**Stored rows:**
◆ ◆ ◆

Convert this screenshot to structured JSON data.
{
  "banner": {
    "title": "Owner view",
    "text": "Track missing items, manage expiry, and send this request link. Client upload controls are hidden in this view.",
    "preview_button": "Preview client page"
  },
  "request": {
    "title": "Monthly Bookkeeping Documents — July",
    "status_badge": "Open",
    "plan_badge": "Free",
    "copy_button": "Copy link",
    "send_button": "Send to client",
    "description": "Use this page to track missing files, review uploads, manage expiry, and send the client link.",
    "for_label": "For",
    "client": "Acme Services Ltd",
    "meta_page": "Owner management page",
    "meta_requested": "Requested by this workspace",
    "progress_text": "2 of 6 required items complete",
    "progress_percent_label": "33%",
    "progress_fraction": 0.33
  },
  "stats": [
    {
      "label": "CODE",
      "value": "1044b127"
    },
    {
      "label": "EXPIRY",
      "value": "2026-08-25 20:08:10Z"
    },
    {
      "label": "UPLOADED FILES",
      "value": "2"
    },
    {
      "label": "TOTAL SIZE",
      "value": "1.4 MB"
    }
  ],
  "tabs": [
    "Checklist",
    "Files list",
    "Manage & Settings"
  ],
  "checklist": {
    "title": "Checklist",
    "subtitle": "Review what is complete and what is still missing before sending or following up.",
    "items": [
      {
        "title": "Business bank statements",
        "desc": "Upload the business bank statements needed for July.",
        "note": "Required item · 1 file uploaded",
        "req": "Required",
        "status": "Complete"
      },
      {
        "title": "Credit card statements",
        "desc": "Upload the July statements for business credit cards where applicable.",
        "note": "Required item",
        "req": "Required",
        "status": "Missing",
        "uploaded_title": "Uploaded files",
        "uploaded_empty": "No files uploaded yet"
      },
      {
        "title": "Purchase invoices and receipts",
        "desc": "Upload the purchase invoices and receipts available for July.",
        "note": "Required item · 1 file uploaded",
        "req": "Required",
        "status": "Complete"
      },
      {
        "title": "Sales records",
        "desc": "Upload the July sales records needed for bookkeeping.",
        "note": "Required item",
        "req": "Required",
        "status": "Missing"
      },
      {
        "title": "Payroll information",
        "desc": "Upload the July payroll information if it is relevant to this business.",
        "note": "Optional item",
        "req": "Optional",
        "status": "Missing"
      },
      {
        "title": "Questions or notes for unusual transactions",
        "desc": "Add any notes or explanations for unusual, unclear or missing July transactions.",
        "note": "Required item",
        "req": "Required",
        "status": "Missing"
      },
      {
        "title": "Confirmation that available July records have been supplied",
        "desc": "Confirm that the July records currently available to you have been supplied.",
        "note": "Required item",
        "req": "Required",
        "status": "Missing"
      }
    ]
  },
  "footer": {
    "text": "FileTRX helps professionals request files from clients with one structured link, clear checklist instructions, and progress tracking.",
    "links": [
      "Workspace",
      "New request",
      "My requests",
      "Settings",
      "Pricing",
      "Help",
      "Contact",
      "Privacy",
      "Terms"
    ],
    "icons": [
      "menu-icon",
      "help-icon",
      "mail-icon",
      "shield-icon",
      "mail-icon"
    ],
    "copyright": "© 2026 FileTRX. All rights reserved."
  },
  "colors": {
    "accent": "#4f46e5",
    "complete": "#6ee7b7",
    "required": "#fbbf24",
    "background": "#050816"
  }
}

◆ ◆ ◆

**Given exercise:**
Copy out the lines that hold "unusual".

**Solution for this task:**
        "title": "Questions or notes for unusual transactions",
        "desc": "Add any notes or explanations for unusual, unclear or missing July transactions.",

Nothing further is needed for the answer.